=== Work to be completed ===
Restate the listing that follows word for word, without its pictures.

=== The input ===
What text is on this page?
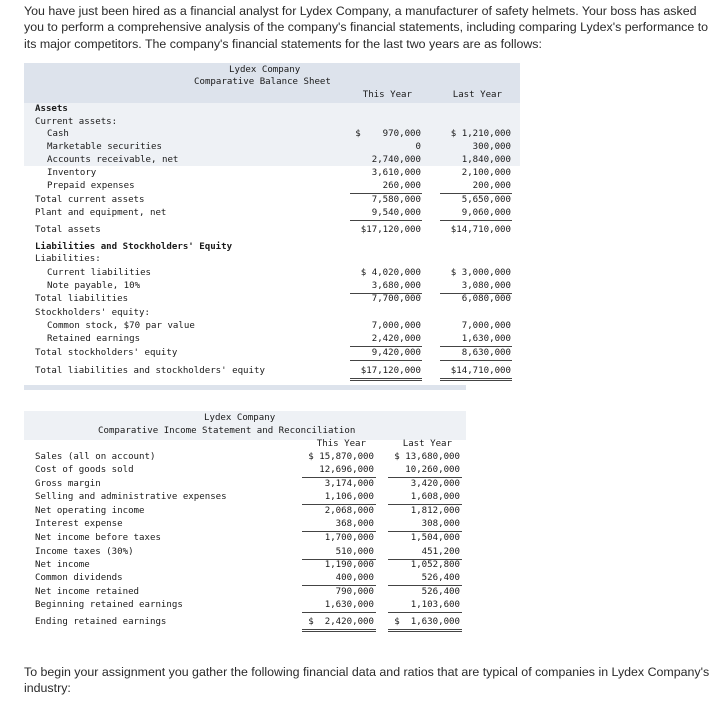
You have just been hired as a financial analyst for Lydex Company, a manufacturer of safety helmets. Your boss has asked you to perform a comprehensive analysis of the company's financial statements, including comparing Lydex's performance to its major competitors. The company's financial statements for the last two years are as follows:

Lydex Company
Comparative Balance Sheet
This Year	Last Year
Assets
Current assets:
Cash	$    970,000	$ 1,210,000
Marketable securities	0	300,000
Accounts receivable, net	2,740,000	1,840,000
Inventory	3,610,000	2,100,000
Prepaid expenses	260,000	200,000
Total current assets	7,580,000	5,650,000
Plant and equipment, net	9,540,000	9,060,000
Total assets	$17,120,000	$14,710,000
Liabilities and Stockholders' Equity
Liabilities:
Current liabilities	$ 4,020,000	$ 3,000,000
Note payable, 10%	3,680,000	3,080,000
Total liabilities	7,700,000	6,080,000
Stockholders' equity:
Common stock, $70 par value	7,000,000	7,000,000
Retained earnings	2,420,000	1,630,000
Total stockholders' equity	9,420,000	8,630,000
Total liabilities and stockholders' equity	$17,120,000	$14,710,000
Lydex Company
Comparative Income Statement and Reconciliation
This Year	Last Year
Sales (all on account)	$ 15,870,000	$ 13,680,000
Cost of goods sold	12,696,000	10,260,000
Gross margin	3,174,000	3,420,000
Selling and administrative expenses	1,106,000	1,608,000
Net operating income	2,068,000	1,812,000
Interest expense	368,000	308,000
Net income before taxes	1,700,000	1,504,000
Income taxes (30%)	510,000	451,200
Net income	1,190,000	1,052,800
Common dividends	400,000	526,400
Net income retained	790,000	526,400
Beginning retained earnings	1,630,000	1,103,600
Ending retained earnings	$  2,420,000	$  1,630,000

To begin your assignment you gather the following financial data and ratios that are typical of companies in Lydex Company's industry:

=== Task response ===
What text is on this page?
You have just been hired as a financial analyst for Lydex Company, a manufacturer of safety helmets. Your boss has asked you to perform a comprehensive analysis of the company's financial statements, including comparing Lydex's performance to its major competitors. The company's financial statements for the last two years are as follows:

Lydex Company
Comparative Balance Sheet
This Year	Last Year
Assets
Current assets:
Cash	$    970,000	$ 1,210,000
Marketable securities	0	300,000
Accounts receivable, net	2,740,000	1,840,000
Inventory	3,610,000	2,100,000
Prepaid expenses	260,000	200,000
Total current assets	7,580,000	5,650,000
Plant and equipment, net	9,540,000	9,060,000
Total assets	$17,120,000	$14,710,000
Liabilities and Stockholders' Equity
Liabilities:
Current liabilities	$ 4,020,000	$ 3,000,000
Note payable, 10%	3,680,000	3,080,000
Total liabilities	7,700,000	6,080,000
Stockholders' equity:
Common stock, $70 par value	7,000,000	7,000,000
Retained earnings	2,420,000	1,630,000
Total stockholders' equity	9,420,000	8,630,000
Total liabilities and stockholders' equity	$17,120,000	$14,710,000
Lydex Company
Comparative Income Statement and Reconciliation
This Year	Last Year
Sales (all on account)	$ 15,870,000	$ 13,680,000
Cost of goods sold	12,696,000	10,260,000
Gross margin	3,174,000	3,420,000
Selling and administrative expenses	1,106,000	1,608,000
Net operating income	2,068,000	1,812,000
Interest expense	368,000	308,000
Net income before taxes	1,700,000	1,504,000
Income taxes (30%)	510,000	451,200
Net income	1,190,000	1,052,800
Common dividends	400,000	526,400
Net income retained	790,000	526,400
Beginning retained earnings	1,630,000	1,103,600
Ending retained earnings	$  2,420,000	$  1,630,000

To begin your assignment you gather the following financial data and ratios that are typical of companies in Lydex Company's industry:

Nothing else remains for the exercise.